(Task objective) Answer with a single number, the count of lines holding the word "indexes".
★ ★ ★ ★ ★
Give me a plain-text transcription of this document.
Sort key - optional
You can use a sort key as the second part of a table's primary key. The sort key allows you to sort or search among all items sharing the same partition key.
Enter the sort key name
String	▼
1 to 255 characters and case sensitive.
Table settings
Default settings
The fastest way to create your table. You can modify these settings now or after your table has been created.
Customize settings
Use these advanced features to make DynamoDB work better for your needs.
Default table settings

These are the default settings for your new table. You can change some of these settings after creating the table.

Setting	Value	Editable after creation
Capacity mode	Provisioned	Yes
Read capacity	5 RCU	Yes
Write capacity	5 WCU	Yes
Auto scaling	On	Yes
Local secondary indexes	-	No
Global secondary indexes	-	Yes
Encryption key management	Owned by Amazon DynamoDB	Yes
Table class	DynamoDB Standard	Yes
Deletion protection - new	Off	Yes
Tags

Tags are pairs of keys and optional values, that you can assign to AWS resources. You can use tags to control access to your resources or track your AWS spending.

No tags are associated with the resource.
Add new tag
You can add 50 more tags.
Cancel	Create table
★ ★ ★ ★ ★
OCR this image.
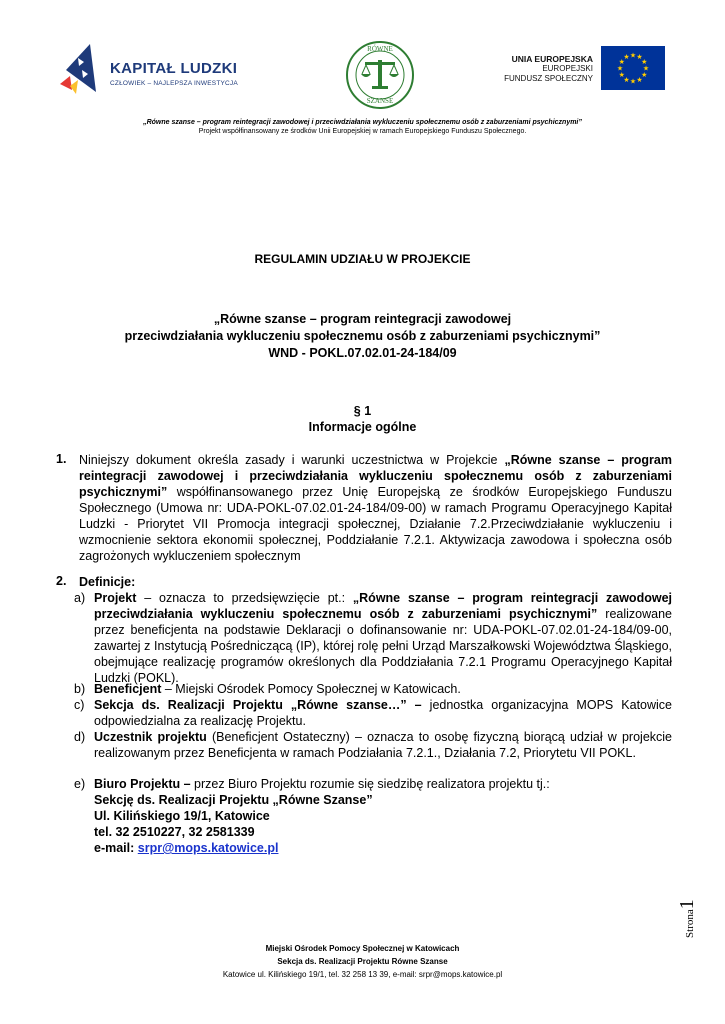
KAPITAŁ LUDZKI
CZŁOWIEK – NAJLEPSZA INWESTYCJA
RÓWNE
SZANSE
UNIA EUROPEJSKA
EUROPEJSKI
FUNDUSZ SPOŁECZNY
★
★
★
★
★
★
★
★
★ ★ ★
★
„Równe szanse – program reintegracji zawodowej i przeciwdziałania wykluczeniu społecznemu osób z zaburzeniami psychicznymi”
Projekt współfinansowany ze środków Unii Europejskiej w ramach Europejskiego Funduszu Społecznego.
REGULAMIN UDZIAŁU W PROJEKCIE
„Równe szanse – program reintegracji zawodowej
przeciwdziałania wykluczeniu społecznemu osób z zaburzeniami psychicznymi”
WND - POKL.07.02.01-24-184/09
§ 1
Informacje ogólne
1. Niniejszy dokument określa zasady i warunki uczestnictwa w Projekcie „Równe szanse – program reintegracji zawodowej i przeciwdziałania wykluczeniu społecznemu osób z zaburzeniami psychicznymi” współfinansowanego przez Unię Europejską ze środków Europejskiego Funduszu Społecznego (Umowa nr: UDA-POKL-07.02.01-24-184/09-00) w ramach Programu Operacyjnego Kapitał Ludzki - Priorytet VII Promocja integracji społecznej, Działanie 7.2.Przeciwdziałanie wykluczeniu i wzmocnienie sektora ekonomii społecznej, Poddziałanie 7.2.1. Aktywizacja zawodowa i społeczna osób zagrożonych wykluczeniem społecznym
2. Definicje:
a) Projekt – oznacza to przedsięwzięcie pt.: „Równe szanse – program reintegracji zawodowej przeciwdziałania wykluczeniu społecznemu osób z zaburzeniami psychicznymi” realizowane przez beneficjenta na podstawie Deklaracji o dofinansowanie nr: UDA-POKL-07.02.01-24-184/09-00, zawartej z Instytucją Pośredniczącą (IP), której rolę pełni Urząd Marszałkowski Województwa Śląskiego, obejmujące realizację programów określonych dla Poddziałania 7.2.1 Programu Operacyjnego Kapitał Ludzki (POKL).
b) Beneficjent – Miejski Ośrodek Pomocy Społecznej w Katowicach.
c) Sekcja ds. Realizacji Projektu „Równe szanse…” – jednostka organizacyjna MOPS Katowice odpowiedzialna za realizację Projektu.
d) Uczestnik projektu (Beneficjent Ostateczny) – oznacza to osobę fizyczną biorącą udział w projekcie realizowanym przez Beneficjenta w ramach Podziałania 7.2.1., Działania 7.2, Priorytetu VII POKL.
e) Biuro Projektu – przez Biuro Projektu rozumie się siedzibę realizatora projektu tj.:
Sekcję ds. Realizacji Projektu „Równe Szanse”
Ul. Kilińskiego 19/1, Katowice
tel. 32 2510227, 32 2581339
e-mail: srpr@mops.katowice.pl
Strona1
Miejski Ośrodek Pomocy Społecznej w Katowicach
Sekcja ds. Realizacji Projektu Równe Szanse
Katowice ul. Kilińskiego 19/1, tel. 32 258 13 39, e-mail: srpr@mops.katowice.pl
★ ★ ★ ★ ★
(Solved exercise) 2